#### [JOB]
All of the data should be output character for character, except the pictures.

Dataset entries
════════════════
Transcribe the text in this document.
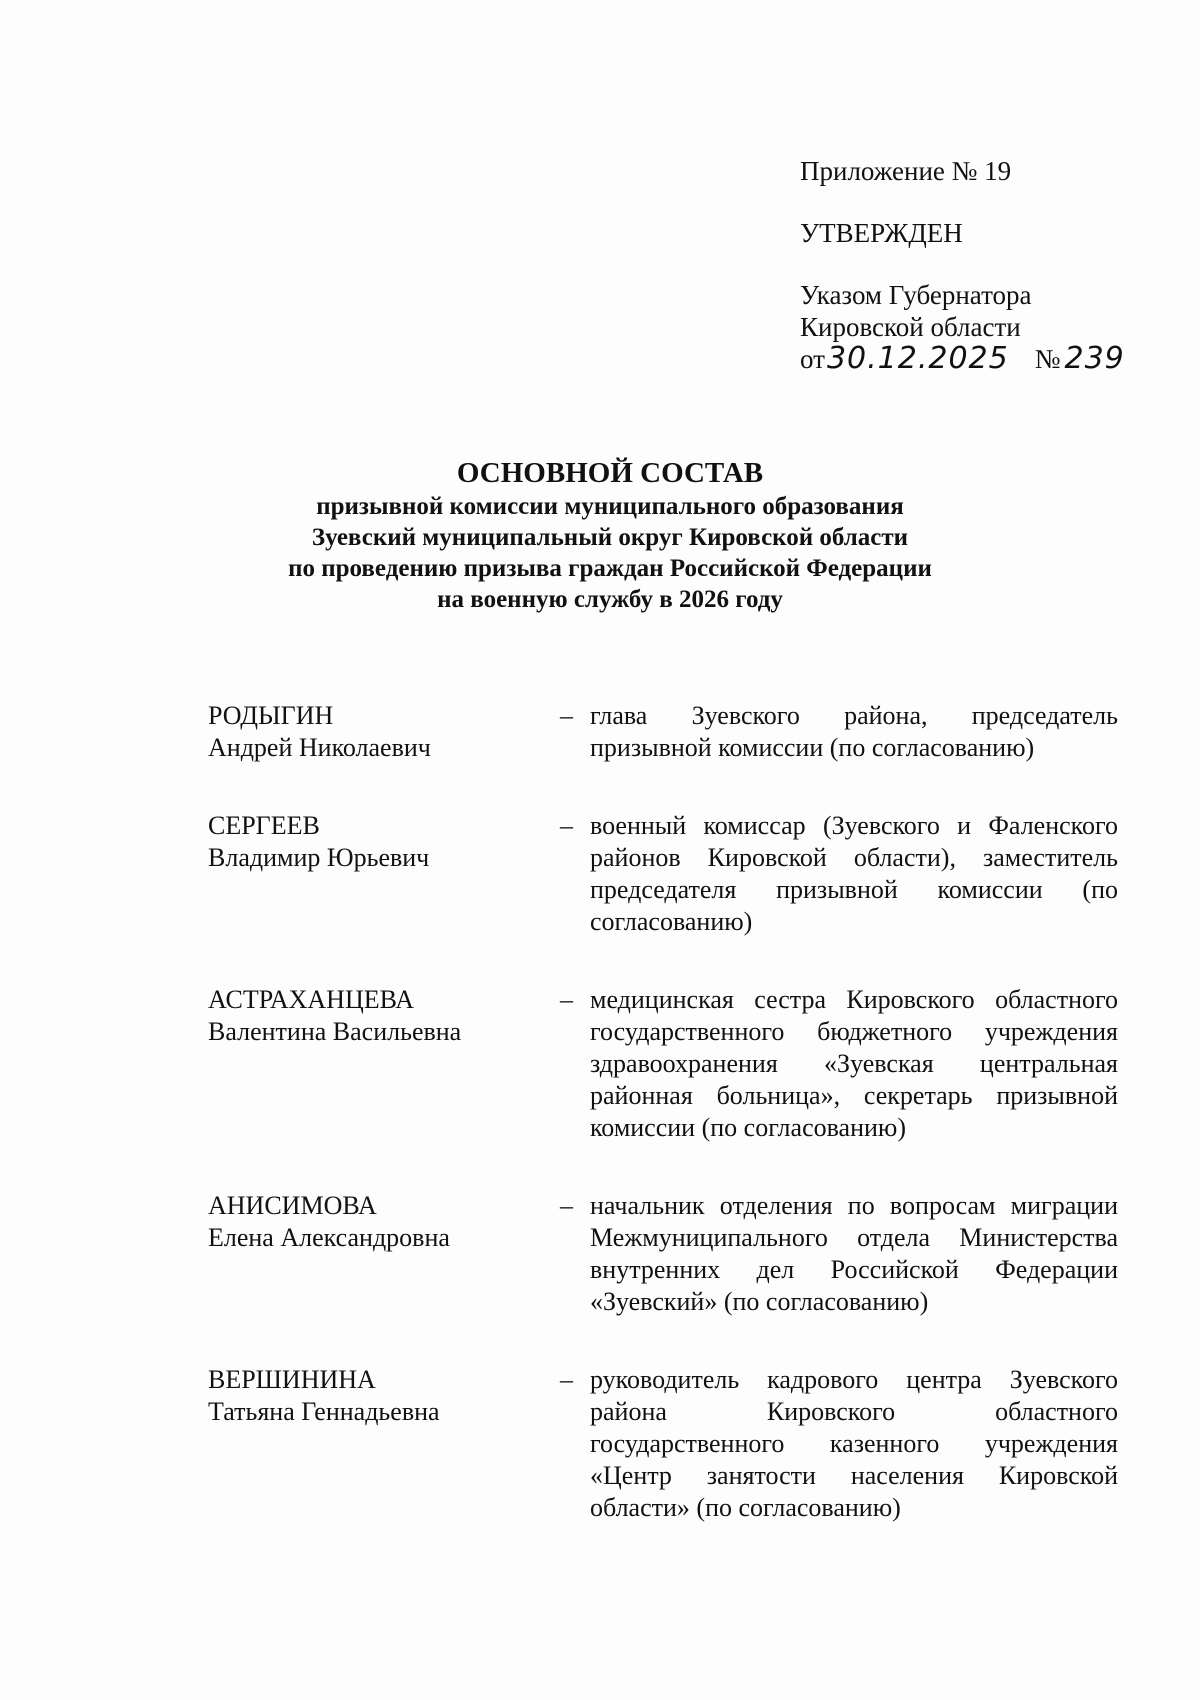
Приложение № 19
УТВЕРЖДЕН
Указом Губернатора
Кировской области
от30.12.2025 № 239
ОСНОВНОЙ СОСТАВ
призывной комиссии муниципального образования
Зуевский муниципальный округ Кировской области
по проведению призыва граждан Российской Федерации
на военную службу в 2026 году
РОДЫГИН
Андрей Николаевич
– глава Зуевского района, председатель призывной комиссии (по согласованию)
СЕРГЕЕВ
Владимир Юрьевич
– военный комиссар (Зуевского и Фаленского районов Кировской области), заместитель председателя призывной комиссии (по согласованию)
АСТРАХАНЦЕВА
Валентина Васильевна
– медицинская сестра Кировского областного государственного бюджетного учреждения здравоохранения «Зуевская центральная районная больница», секретарь призывной комиссии (по согласованию)
АНИСИМОВА
Елена Александровна
– начальник отделения по вопросам миграции Межмуниципального отдела Министерства внутренних дел Российской Федерации «Зуевский» (по согласованию)
ВЕРШИНИНА
Татьяна Геннадьевна
– руководитель кадрового центра Зуевского района Кировского областного государственного казенного учреждения «Центр занятости населения Кировской области» (по согласованию)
════════════════
#### [WRITTEN RESPONSE]
Transcribe the text in this document.
Приложение № 19
УТВЕРЖДЕН
Указом Губернатора
Кировской области
от30.12.2025 № 239
ОСНОВНОЙ СОСТАВ
призывной комиссии муниципального образования
Зуевский муниципальный округ Кировской области
по проведению призыва граждан Российской Федерации
на военную службу в 2026 году
РОДЫГИН
Андрей Николаевич
– глава Зуевского района, председатель призывной комиссии (по согласованию)
СЕРГЕЕВ
Владимир Юрьевич
– военный комиссар (Зуевского и Фаленского районов Кировской области), заместитель председателя призывной комиссии (по согласованию)
АСТРАХАНЦЕВА
Валентина Васильевна
– медицинская сестра Кировского областного государственного бюджетного учреждения здравоохранения «Зуевская центральная районная больница», секретарь призывной комиссии (по согласованию)
АНИСИМОВА
Елена Александровна
– начальник отделения по вопросам миграции Межмуниципального отдела Министерства внутренних дел Российской Федерации «Зуевский» (по согласованию)
ВЕРШИНИНА
Татьяна Геннадьевна
– руководитель кадрового центра Зуевского района Кировского областного государственного казенного учреждения «Центр занятости населения Кировской области» (по согласованию)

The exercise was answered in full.